* Job:
Print out the material that follows word for word.

···

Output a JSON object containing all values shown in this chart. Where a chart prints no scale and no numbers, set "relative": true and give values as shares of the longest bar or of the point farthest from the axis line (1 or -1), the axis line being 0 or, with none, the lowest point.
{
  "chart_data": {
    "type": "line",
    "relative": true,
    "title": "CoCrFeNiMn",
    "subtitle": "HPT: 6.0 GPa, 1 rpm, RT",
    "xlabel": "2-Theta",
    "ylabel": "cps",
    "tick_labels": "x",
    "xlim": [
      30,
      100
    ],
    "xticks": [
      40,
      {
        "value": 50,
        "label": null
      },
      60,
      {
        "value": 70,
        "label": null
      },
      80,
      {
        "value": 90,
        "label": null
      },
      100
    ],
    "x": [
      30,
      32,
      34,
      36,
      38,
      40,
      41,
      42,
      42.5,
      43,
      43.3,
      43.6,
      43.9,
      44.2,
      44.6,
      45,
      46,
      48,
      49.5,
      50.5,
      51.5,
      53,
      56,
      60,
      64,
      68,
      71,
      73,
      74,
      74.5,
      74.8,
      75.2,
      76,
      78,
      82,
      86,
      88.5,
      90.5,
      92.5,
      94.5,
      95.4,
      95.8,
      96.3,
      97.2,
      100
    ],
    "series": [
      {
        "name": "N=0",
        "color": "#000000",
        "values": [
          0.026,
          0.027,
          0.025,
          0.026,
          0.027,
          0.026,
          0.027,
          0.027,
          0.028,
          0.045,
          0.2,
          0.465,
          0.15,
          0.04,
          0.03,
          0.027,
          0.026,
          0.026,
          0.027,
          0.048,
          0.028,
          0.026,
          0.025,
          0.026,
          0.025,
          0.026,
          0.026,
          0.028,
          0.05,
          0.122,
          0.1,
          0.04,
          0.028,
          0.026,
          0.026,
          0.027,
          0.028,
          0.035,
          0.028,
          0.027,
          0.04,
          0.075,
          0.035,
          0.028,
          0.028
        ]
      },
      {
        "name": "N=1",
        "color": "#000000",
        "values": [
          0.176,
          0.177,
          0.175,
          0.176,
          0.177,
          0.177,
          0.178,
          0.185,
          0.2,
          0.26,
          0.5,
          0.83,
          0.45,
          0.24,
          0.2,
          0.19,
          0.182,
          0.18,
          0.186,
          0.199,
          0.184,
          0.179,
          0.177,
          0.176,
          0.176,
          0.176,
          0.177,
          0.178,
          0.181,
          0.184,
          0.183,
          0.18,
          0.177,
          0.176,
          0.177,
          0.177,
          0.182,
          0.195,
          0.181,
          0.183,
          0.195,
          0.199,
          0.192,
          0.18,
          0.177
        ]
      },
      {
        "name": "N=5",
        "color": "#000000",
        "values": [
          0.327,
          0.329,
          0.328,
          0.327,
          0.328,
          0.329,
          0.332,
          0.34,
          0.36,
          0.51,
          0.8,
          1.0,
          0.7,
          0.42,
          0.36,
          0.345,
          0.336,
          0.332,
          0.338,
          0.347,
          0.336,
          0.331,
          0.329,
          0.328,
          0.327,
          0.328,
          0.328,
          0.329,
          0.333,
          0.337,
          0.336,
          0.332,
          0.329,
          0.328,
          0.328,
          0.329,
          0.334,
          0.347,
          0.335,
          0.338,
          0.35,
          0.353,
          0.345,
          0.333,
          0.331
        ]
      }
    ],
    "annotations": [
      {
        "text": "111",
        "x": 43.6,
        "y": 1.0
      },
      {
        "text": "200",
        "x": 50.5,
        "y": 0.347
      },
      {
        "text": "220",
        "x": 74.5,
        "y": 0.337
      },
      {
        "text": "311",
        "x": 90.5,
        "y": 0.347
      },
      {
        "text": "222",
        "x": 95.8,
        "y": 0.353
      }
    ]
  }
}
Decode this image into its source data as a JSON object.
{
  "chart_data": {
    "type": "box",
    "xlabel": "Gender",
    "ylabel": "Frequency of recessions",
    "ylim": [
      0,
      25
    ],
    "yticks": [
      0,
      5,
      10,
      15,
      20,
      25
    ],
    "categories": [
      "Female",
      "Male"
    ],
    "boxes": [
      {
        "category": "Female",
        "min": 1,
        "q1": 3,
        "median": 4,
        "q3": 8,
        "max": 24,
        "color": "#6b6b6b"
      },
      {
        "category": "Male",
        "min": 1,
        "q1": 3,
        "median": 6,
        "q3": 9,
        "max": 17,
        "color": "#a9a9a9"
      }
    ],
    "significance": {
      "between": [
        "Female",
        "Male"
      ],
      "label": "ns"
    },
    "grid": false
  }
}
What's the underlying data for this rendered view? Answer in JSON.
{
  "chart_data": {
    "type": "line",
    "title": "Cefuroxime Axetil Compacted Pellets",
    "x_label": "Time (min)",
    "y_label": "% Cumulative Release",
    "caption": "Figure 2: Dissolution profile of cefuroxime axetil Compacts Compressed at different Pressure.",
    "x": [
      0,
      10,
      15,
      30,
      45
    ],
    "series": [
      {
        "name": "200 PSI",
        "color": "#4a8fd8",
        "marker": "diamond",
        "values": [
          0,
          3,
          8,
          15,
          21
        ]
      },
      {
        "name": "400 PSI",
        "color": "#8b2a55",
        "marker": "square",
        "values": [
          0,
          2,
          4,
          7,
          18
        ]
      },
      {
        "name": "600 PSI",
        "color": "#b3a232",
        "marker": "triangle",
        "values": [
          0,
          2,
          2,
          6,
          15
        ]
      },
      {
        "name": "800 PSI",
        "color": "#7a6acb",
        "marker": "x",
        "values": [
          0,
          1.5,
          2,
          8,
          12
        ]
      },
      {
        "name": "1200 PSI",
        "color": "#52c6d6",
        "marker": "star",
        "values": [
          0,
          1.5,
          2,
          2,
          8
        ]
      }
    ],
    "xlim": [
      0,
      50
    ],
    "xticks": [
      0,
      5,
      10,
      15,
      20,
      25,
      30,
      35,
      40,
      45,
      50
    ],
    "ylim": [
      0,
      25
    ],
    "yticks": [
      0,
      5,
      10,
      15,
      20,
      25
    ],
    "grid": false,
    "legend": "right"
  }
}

···

* The result:
Output a JSON object containing all values shown in this chart. Where a chart prints no scale and no numbers, set "relative": true and give values as shares of the longest bar or of the point farthest from the axis line (1 or -1), the axis line being 0 or, with none, the lowest point.
{
  "chart_data": {
    "type": "line",
    "relative": true,
    "title": "CoCrFeNiMn",
    "subtitle": "HPT: 6.0 GPa, 1 rpm, RT",
    "xlabel": "2-Theta",
    "ylabel": "cps",
    "tick_labels": "x",
    "xlim": [
      30,
      100
    ],
    "xticks": [
      40,
      {
        "value": 50,
        "label": null
      },
      60,
      {
        "value": 70,
        "label": null
      },
      80,
      {
        "value": 90,
        "label": null
      },
      100
    ],
    "x": [
      30,
      32,
      34,
      36,
      38,
      40,
      41,
      42,
      42.5,
      43,
      43.3,
      43.6,
      43.9,
      44.2,
      44.6,
      45,
      46,
      48,
      49.5,
      50.5,
      51.5,
      53,
      56,
      60,
      64,
      68,
      71,
      73,
      74,
      74.5,
      74.8,
      75.2,
      76,
      78,
      82,
      86,
      88.5,
      90.5,
      92.5,
      94.5,
      95.4,
      95.8,
      96.3,
      97.2,
      100
    ],
    "series": [
      {
        "name": "N=0",
        "color": "#000000",
        "values": [
          0.026,
          0.027,
          0.025,
          0.026,
          0.027,
          0.026,
          0.027,
          0.027,
          0.028,
          0.045,
          0.2,
          0.465,
          0.15,
          0.04,
          0.03,
          0.027,
          0.026,
          0.026,
          0.027,
          0.048,
          0.028,
          0.026,
          0.025,
          0.026,
          0.025,
          0.026,
          0.026,
          0.028,
          0.05,
          0.122,
          0.1,
          0.04,
          0.028,
          0.026,
          0.026,
          0.027,
          0.028,
          0.035,
          0.028,
          0.027,
          0.04,
          0.075,
          0.035,
          0.028,
          0.028
        ]
      },
      {
        "name": "N=1",
        "color": "#000000",
        "values": [
          0.176,
          0.177,
          0.175,
          0.176,
          0.177,
          0.177,
          0.178,
          0.185,
          0.2,
          0.26,
          0.5,
          0.83,
          0.45,
          0.24,
          0.2,
          0.19,
          0.182,
          0.18,
          0.186,
          0.199,
          0.184,
          0.179,
          0.177,
          0.176,
          0.176,
          0.176,
          0.177,
          0.178,
          0.181,
          0.184,
          0.183,
          0.18,
          0.177,
          0.176,
          0.177,
          0.177,
          0.182,
          0.195,
          0.181,
          0.183,
          0.195,
          0.199,
          0.192,
          0.18,
          0.177
        ]
      },
      {
        "name": "N=5",
        "color": "#000000",
        "values": [
          0.327,
          0.329,
          0.328,
          0.327,
          0.328,
          0.329,
          0.332,
          0.34,
          0.36,
          0.51,
          0.8,
          1.0,
          0.7,
          0.42,
          0.36,
          0.345,
          0.336,
          0.332,
          0.338,
          0.347,
          0.336,
          0.331,
          0.329,
          0.328,
          0.327,
          0.328,
          0.328,
          0.329,
          0.333,
          0.337,
          0.336,
          0.332,
          0.329,
          0.328,
          0.328,
          0.329,
          0.334,
          0.347,
          0.335,
          0.338,
          0.35,
          0.353,
          0.345,
          0.333,
          0.331
        ]
      }
    ],
    "annotations": [
      {
        "text": "111",
        "x": 43.6,
        "y": 1.0
      },
      {
        "text": "200",
        "x": 50.5,
        "y": 0.347
      },
      {
        "text": "220",
        "x": 74.5,
        "y": 0.337
      },
      {
        "text": "311",
        "x": 90.5,
        "y": 0.347
      },
      {
        "text": "222",
        "x": 95.8,
        "y": 0.353
      }
    ]
  }
}
Decode this image into its source data as a JSON object.
{
  "chart_data": {
    "type": "box",
    "xlabel": "Gender",
    "ylabel": "Frequency of recessions",
    "ylim": [
      0,
      25
    ],
    "yticks": [
      0,
      5,
      10,
      15,
      20,
      25
    ],
    "categories": [
      "Female",
      "Male"
    ],
    "boxes": [
      {
        "category": "Female",
        "min": 1,
        "q1": 3,
        "median": 4,
        "q3": 8,
        "max": 24,
        "color": "#6b6b6b"
      },
      {
        "category": "Male",
        "min": 1,
        "q1": 3,
        "median": 6,
        "q3": 9,
        "max": 17,
        "color": "#a9a9a9"
      }
    ],
    "significance": {
      "between": [
        "Female",
        "Male"
      ],
      "label": "ns"
    },
    "grid": false
  }
}
What's the underlying data for this rendered view? Answer in JSON.
{
  "chart_data": {
    "type": "line",
    "title": "Cefuroxime Axetil Compacted Pellets",
    "x_label": "Time (min)",
    "y_label": "% Cumulative Release",
    "caption": "Figure 2: Dissolution profile of cefuroxime axetil Compacts Compressed at different Pressure.",
    "x": [
      0,
      10,
      15,
      30,
      45
    ],
    "series": [
      {
        "name": "200 PSI",
        "color": "#4a8fd8",
        "marker": "diamond",
        "values": [
          0,
          3,
          8,
          15,
          21
        ]
      },
      {
        "name": "400 PSI",
        "color": "#8b2a55",
        "marker": "square",
        "values": [
          0,
          2,
          4,
          7,
          18
        ]
      },
      {
        "name": "600 PSI",
        "color": "#b3a232",
        "marker": "triangle",
        "values": [
          0,
          2,
          2,
          6,
          15
        ]
      },
      {
        "name": "800 PSI",
        "color": "#7a6acb",
        "marker": "x",
        "values": [
          0,
          1.5,
          2,
          8,
          12
        ]
      },
      {
        "name": "1200 PSI",
        "color": "#52c6d6",
        "marker": "star",
        "values": [
          0,
          1.5,
          2,
          2,
          8
        ]
      }
    ],
    "xlim": [
      0,
      50
    ],
    "xticks": [
      0,
      5,
      10,
      15,
      20,
      25,
      30,
      35,
      40,
      45,
      50
    ],
    "ylim": [
      0,
      25
    ],
    "yticks": [
      0,
      5,
      10,
      15,
      20,
      25
    ],
    "grid": false,
    "legend": "right"
  }
}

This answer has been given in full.